_EXERCISE:_ From the entries below, count every line that contains the word "quand". Please give the number and nothing else.

_RECORDS FOR THIS TASK:_
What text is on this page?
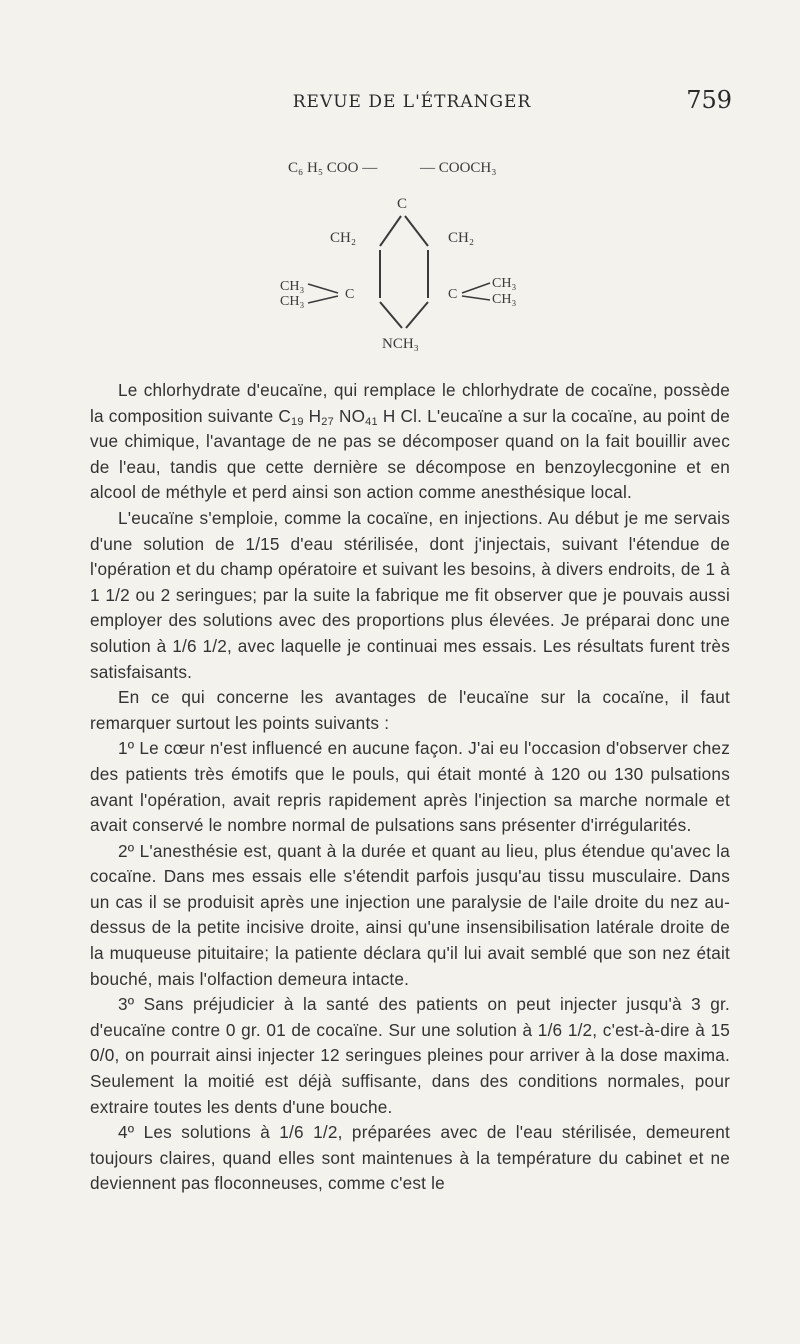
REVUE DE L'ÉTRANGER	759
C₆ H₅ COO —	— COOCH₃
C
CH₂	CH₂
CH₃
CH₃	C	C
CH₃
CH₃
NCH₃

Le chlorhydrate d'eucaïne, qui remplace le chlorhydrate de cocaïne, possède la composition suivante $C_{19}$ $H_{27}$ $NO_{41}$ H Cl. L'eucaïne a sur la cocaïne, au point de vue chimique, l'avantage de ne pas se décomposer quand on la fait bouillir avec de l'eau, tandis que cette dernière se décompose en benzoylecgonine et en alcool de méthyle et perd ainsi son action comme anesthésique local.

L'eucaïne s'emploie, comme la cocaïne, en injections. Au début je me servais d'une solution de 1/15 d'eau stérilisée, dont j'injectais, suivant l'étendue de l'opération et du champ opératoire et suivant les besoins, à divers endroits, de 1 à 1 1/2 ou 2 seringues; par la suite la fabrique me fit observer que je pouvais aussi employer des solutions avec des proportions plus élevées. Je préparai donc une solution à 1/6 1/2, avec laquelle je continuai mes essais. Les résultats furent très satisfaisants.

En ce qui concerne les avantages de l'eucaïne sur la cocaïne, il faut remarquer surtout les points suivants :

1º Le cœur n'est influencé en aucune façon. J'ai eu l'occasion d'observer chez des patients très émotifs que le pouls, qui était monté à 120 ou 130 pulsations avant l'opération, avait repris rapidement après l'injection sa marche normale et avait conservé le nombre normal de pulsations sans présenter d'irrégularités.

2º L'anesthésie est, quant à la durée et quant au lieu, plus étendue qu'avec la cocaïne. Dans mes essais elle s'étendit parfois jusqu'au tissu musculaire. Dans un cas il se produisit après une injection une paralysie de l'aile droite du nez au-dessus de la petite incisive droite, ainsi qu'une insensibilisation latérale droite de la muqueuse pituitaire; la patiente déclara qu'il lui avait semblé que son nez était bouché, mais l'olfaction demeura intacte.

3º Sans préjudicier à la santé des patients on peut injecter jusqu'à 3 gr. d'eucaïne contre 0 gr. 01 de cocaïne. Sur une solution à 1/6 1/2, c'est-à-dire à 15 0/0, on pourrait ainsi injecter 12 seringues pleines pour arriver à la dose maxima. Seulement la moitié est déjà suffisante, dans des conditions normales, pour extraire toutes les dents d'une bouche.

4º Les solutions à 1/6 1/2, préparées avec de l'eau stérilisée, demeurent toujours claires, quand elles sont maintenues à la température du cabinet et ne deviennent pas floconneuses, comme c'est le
* * *
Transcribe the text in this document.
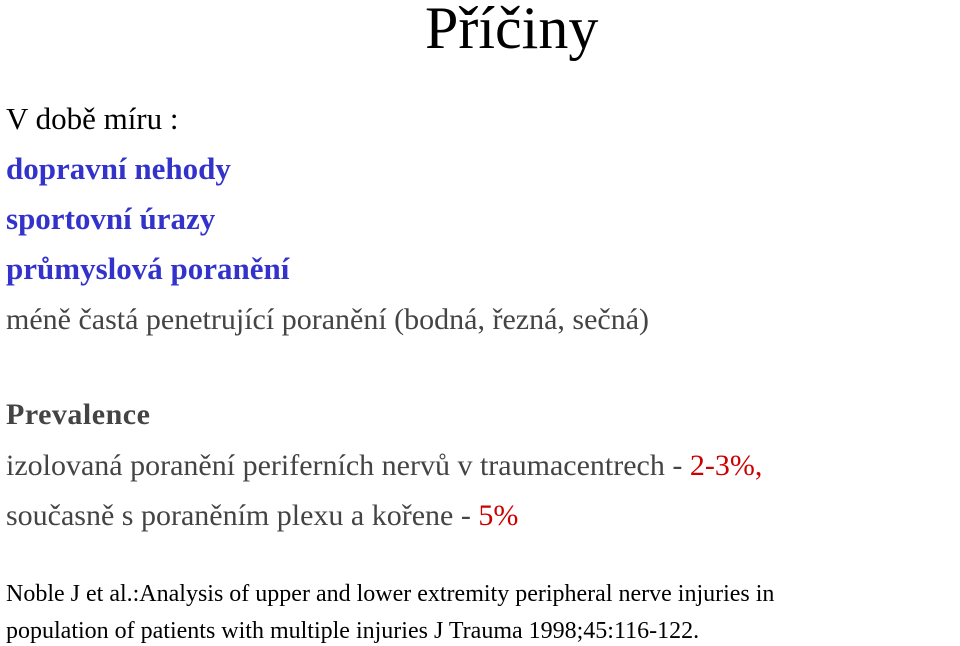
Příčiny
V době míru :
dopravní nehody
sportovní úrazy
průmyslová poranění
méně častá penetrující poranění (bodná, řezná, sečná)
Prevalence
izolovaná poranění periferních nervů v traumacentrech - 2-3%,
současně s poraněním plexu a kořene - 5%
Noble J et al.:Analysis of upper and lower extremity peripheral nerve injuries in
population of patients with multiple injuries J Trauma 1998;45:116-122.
==
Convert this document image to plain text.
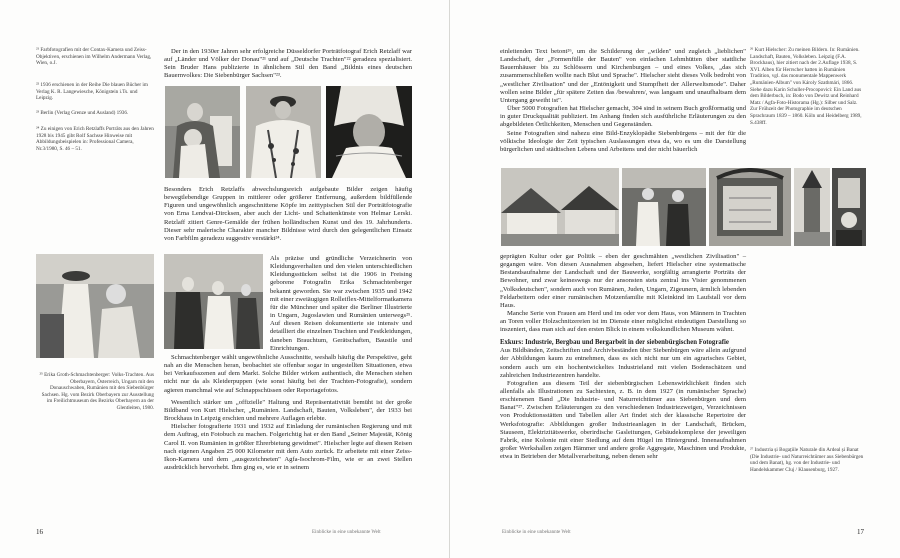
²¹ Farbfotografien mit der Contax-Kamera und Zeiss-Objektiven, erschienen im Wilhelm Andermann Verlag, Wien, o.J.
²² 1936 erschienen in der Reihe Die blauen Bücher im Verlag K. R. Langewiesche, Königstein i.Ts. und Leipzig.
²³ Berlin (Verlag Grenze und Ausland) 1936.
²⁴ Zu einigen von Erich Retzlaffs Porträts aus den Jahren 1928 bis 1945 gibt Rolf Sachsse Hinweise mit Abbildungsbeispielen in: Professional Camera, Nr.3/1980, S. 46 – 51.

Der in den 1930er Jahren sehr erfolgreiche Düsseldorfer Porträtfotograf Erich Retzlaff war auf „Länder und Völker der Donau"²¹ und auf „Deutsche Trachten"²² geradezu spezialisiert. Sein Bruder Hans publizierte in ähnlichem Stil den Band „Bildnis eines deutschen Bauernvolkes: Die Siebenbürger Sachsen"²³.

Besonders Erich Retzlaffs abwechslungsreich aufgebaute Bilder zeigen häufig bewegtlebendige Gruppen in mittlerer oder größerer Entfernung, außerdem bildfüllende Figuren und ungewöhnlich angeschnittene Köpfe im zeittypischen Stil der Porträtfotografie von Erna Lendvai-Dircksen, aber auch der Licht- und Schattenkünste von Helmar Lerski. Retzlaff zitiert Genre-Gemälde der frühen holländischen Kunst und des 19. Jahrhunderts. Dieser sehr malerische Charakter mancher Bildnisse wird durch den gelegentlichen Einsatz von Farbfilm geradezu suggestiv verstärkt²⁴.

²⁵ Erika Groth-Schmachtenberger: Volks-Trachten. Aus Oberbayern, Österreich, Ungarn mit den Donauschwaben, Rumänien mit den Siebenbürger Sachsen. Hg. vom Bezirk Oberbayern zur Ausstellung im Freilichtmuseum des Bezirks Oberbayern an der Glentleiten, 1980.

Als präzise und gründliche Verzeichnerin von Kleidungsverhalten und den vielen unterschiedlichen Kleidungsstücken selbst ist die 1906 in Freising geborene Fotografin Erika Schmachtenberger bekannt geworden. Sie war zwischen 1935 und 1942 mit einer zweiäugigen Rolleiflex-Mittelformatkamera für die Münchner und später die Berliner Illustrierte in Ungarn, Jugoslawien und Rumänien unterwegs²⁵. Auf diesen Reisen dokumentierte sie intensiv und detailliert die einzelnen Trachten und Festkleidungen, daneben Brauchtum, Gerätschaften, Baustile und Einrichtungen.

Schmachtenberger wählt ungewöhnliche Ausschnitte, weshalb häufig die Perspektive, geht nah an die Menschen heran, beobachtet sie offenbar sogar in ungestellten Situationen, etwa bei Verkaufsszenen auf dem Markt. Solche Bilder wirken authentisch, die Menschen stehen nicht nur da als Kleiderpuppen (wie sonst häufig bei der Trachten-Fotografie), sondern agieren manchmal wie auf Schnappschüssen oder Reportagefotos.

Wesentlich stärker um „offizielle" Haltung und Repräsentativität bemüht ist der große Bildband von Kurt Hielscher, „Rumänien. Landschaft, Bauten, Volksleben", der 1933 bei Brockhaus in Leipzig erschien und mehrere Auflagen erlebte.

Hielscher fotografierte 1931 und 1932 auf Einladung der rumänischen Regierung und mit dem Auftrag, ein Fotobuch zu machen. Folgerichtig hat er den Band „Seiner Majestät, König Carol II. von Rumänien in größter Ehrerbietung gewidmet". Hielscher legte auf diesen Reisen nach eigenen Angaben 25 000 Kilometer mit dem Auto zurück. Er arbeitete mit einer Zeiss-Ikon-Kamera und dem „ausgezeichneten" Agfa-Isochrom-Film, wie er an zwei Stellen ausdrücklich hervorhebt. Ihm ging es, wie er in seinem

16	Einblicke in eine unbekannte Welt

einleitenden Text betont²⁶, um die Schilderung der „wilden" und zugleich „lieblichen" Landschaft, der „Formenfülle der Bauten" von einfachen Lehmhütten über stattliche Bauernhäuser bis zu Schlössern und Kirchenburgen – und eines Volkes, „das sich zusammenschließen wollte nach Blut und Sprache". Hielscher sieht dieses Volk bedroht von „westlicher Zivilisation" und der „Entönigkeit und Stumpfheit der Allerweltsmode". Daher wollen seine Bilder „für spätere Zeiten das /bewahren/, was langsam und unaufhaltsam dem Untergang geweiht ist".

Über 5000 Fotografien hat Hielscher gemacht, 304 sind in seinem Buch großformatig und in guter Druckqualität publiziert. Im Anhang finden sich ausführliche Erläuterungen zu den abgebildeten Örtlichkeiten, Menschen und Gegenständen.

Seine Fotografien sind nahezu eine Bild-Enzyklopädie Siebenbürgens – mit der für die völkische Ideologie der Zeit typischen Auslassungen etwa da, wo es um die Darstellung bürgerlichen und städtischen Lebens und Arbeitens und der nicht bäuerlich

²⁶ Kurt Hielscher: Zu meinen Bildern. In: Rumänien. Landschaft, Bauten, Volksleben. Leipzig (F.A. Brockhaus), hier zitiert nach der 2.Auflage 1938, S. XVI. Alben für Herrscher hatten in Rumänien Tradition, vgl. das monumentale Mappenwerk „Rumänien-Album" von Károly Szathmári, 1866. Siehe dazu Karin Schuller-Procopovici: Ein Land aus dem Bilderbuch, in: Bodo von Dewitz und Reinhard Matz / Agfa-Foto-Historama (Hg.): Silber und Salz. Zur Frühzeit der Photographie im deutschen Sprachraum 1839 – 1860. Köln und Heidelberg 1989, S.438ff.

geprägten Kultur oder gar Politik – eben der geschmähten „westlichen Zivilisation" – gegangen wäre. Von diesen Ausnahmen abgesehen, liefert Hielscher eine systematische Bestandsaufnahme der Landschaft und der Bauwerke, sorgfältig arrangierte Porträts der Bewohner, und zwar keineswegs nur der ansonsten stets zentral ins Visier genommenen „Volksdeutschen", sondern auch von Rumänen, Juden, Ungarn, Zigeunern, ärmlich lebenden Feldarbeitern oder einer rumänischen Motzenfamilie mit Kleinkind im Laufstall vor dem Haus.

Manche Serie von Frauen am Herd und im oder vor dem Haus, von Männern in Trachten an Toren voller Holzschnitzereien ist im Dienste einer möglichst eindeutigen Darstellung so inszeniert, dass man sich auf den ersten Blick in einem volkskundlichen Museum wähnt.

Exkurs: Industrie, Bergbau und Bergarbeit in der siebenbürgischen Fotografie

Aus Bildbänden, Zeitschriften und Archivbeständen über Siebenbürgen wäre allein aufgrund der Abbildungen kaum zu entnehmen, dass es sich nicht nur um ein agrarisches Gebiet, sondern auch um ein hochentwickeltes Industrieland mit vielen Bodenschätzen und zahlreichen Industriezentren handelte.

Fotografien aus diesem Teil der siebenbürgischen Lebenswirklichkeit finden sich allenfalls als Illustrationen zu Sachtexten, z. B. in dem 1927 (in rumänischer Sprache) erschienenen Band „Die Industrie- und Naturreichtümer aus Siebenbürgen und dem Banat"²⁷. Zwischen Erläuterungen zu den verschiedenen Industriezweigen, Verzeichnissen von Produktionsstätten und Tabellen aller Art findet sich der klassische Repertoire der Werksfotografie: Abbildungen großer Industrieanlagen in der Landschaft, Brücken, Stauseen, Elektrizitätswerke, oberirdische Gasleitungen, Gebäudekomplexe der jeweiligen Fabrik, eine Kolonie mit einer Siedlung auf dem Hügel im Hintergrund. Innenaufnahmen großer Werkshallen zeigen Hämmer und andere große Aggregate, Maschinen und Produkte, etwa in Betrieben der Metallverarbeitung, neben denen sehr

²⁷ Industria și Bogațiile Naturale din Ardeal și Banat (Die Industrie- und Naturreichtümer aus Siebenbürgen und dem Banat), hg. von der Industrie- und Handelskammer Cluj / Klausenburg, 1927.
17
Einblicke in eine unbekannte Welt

_ANSWER FOR THIS EXERCISE:_ 2